* [Exercise objective]:
Copy out each line containing "JSON" from the entries below.

>> Start Input rows

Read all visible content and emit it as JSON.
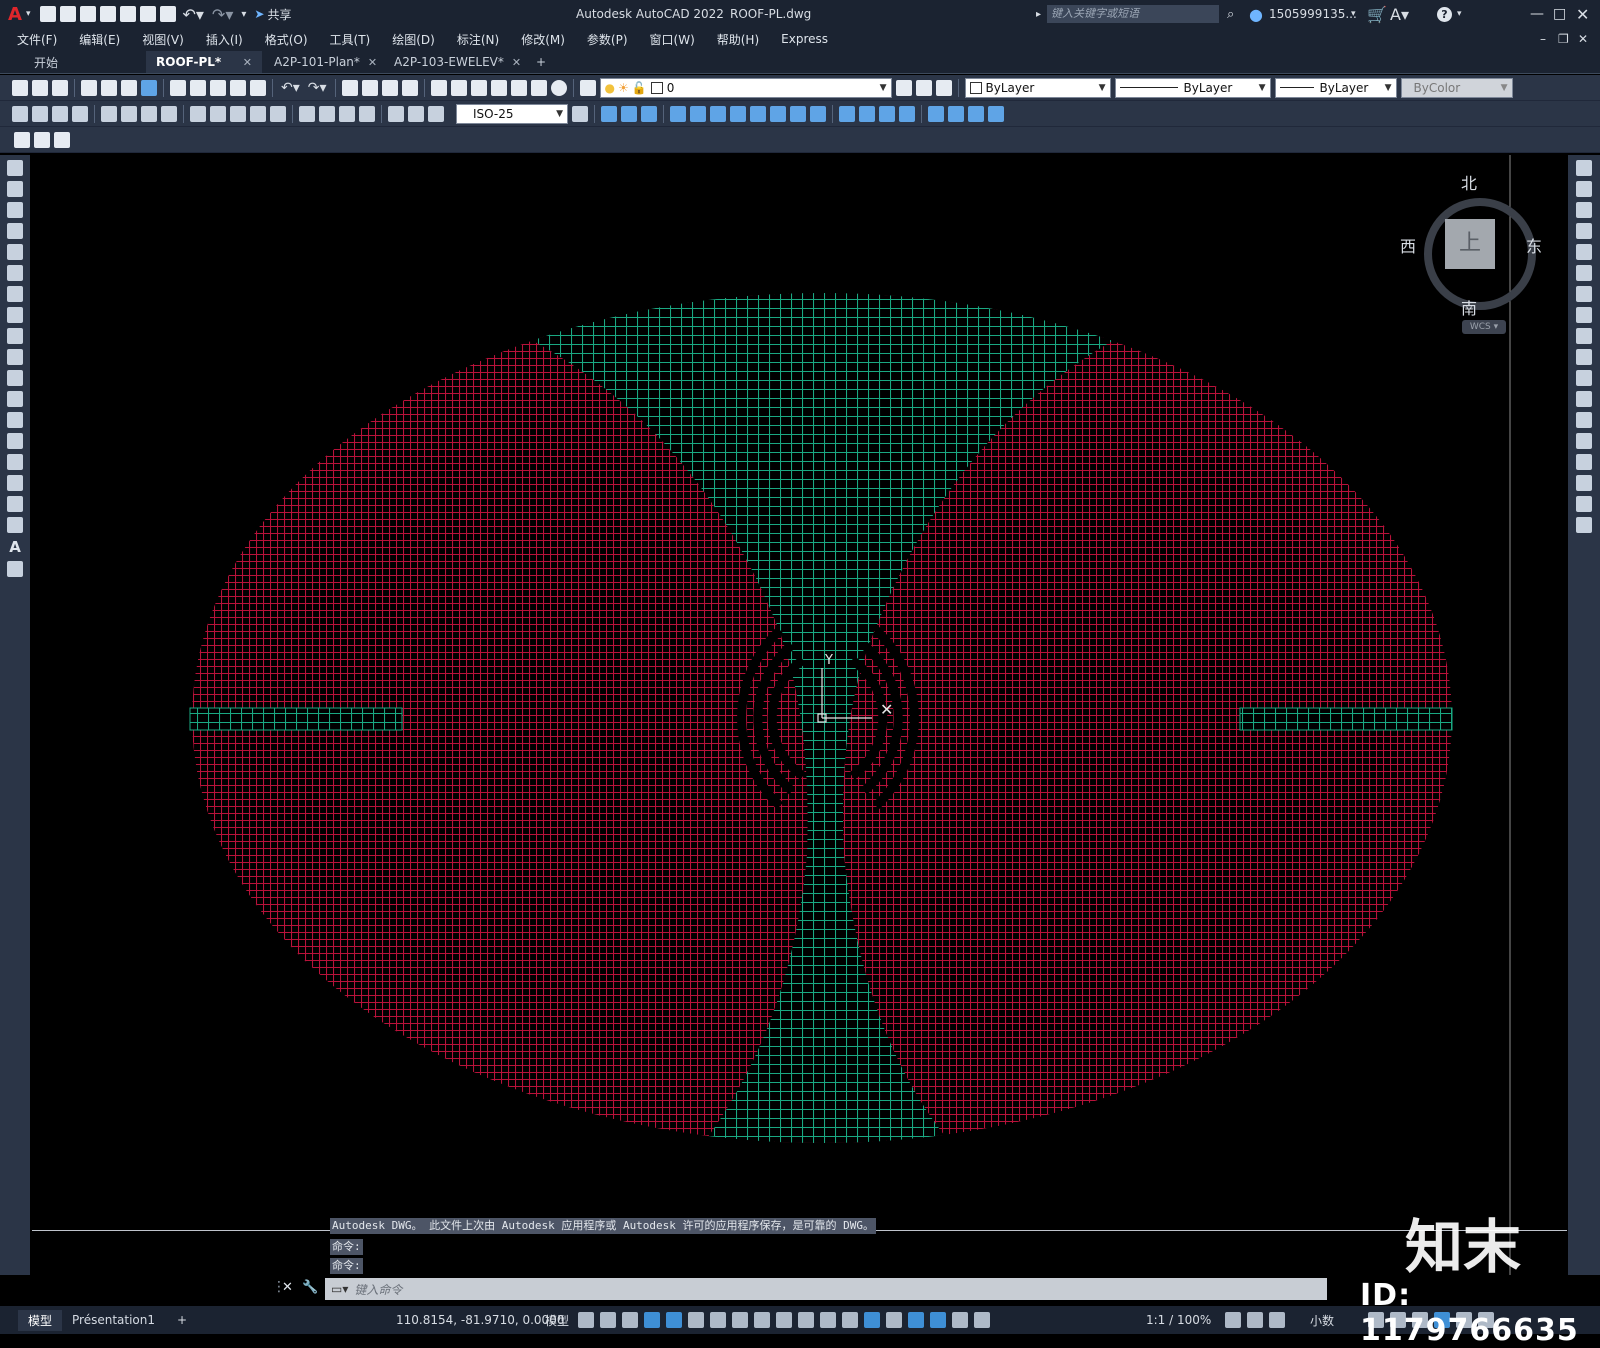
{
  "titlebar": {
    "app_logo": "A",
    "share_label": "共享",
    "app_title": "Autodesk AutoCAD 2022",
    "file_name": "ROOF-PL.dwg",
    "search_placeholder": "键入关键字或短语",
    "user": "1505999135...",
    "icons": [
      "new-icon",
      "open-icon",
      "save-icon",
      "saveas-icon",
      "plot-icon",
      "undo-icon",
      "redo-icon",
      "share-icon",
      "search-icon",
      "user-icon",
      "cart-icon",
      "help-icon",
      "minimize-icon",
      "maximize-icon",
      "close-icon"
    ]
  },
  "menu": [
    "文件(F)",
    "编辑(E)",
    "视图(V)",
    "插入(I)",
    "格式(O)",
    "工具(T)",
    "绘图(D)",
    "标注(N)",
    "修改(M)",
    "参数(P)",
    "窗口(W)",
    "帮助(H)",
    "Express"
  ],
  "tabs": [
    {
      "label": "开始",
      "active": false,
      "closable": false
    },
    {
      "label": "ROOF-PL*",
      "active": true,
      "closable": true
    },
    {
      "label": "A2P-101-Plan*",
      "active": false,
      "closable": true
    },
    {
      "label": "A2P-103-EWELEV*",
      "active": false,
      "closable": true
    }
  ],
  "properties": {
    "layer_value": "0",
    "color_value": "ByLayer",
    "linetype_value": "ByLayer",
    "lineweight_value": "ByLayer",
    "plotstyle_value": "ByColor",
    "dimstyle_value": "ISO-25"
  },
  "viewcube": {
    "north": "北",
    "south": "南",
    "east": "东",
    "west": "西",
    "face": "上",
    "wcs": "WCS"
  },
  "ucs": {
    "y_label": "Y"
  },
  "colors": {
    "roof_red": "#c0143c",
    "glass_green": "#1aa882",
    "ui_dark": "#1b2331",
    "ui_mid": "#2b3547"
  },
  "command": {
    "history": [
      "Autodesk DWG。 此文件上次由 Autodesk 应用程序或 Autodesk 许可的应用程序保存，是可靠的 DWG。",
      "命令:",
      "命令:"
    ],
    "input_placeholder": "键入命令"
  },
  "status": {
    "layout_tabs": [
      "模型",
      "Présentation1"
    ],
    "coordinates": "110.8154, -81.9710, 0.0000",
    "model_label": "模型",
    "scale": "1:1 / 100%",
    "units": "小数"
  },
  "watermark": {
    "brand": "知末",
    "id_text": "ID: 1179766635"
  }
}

>> End Input rows
>> Start Input rows

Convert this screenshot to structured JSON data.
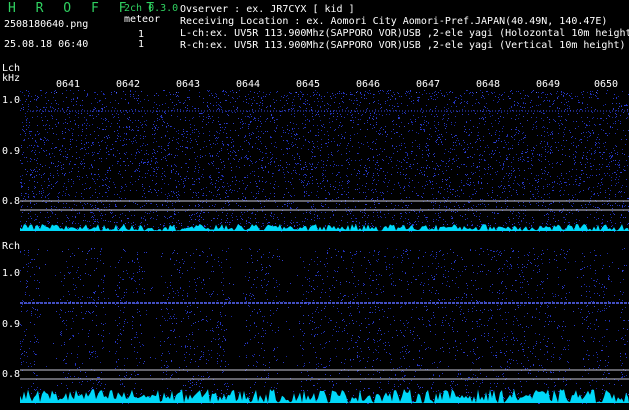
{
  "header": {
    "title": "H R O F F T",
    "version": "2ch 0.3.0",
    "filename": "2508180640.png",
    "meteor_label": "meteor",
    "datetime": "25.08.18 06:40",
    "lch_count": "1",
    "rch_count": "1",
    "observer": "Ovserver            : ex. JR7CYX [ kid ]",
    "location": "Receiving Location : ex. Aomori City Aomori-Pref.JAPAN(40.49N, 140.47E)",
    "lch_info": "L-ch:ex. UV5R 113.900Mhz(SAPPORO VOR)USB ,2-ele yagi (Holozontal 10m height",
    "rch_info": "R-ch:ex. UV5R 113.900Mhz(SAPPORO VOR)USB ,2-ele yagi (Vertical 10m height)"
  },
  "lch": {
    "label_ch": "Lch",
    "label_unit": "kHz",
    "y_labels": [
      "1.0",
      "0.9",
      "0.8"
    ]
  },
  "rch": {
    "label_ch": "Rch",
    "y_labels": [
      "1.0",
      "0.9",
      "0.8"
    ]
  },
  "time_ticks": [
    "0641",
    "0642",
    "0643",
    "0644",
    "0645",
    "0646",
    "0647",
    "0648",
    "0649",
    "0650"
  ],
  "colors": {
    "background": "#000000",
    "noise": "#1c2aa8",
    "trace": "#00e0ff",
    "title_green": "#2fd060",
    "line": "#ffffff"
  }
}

>> End Input rows

* [Exercise answer]:
Read all visible content and emit it as JSON.
Convert this screenshot to structured JSON data.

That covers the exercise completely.